Return all lines where the word "icon" can be found.
- - - - - - -
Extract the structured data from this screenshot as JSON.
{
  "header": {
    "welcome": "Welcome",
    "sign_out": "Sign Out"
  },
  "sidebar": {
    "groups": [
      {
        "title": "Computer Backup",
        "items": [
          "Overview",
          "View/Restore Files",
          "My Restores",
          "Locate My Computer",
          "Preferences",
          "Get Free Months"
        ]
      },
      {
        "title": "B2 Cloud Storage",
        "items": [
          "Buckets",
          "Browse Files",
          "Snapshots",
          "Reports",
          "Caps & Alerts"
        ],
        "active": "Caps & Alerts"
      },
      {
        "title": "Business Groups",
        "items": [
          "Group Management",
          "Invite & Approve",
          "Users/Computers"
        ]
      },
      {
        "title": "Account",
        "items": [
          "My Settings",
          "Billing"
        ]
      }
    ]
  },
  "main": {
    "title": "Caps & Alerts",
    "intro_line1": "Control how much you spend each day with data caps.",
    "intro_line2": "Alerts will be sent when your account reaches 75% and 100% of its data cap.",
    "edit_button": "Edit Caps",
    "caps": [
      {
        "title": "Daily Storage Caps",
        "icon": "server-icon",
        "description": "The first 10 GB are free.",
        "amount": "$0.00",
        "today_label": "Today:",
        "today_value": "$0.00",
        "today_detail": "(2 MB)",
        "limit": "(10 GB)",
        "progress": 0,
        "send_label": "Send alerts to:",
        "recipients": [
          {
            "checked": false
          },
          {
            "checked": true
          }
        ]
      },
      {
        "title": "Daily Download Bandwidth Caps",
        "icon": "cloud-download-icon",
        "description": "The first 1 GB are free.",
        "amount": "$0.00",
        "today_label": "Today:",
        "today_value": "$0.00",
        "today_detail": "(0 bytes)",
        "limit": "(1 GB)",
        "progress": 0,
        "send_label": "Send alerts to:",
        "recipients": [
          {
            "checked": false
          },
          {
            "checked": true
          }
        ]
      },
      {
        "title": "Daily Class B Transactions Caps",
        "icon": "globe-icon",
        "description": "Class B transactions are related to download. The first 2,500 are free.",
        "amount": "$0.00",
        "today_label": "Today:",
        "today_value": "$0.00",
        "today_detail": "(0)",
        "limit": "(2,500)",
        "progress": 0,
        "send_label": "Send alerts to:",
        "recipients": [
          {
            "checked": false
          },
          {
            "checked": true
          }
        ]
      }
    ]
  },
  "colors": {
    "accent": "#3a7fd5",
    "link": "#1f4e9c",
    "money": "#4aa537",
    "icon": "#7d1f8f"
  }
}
- - - - - - -
> Correct response:
        "icon": "server-icon",
        "icon": "cloud-download-icon",
        "icon": "globe-icon",
    "icon": "#7d1f8f"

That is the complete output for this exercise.